(Data tied to figure images)
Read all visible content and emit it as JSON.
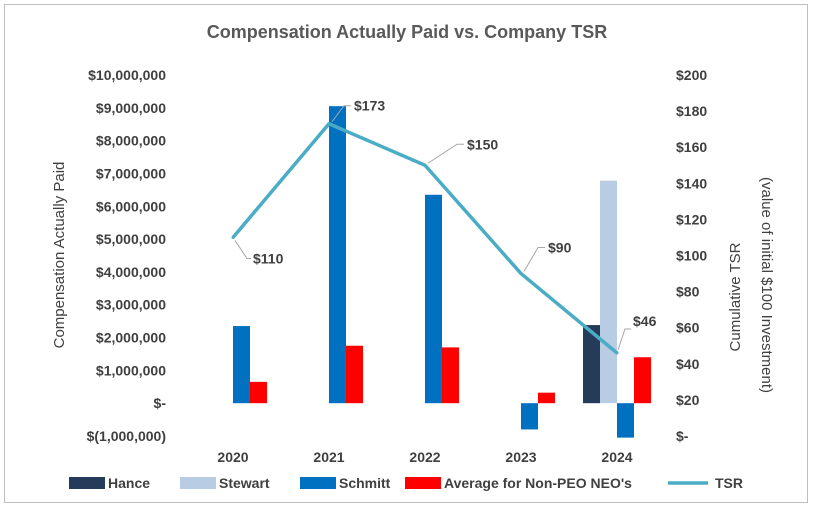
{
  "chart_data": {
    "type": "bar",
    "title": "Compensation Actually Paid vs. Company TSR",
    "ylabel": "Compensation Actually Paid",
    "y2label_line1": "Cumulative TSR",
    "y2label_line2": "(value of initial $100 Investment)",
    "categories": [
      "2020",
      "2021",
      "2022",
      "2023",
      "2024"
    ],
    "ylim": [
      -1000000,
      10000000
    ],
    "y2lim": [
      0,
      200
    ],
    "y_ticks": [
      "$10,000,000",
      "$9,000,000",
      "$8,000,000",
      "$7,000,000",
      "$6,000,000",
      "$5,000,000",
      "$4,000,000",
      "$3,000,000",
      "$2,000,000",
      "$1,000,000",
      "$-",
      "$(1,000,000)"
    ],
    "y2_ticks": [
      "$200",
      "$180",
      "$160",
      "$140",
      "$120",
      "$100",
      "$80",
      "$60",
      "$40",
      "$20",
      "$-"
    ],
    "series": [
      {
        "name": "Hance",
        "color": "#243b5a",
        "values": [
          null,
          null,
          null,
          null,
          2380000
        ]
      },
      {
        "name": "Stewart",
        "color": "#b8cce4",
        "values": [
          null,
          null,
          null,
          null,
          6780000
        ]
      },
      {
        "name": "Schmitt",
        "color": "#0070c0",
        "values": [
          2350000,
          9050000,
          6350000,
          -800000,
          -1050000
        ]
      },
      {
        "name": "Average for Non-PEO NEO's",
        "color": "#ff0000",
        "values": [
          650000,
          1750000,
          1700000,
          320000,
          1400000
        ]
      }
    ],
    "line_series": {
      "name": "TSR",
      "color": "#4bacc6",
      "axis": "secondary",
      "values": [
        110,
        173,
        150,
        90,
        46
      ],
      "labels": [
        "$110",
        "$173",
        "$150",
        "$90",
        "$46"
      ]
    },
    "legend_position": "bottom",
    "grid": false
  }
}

### To do
State how many lines in the entries above include the word "Paid"; reply with the number alone.

### Output for this task
2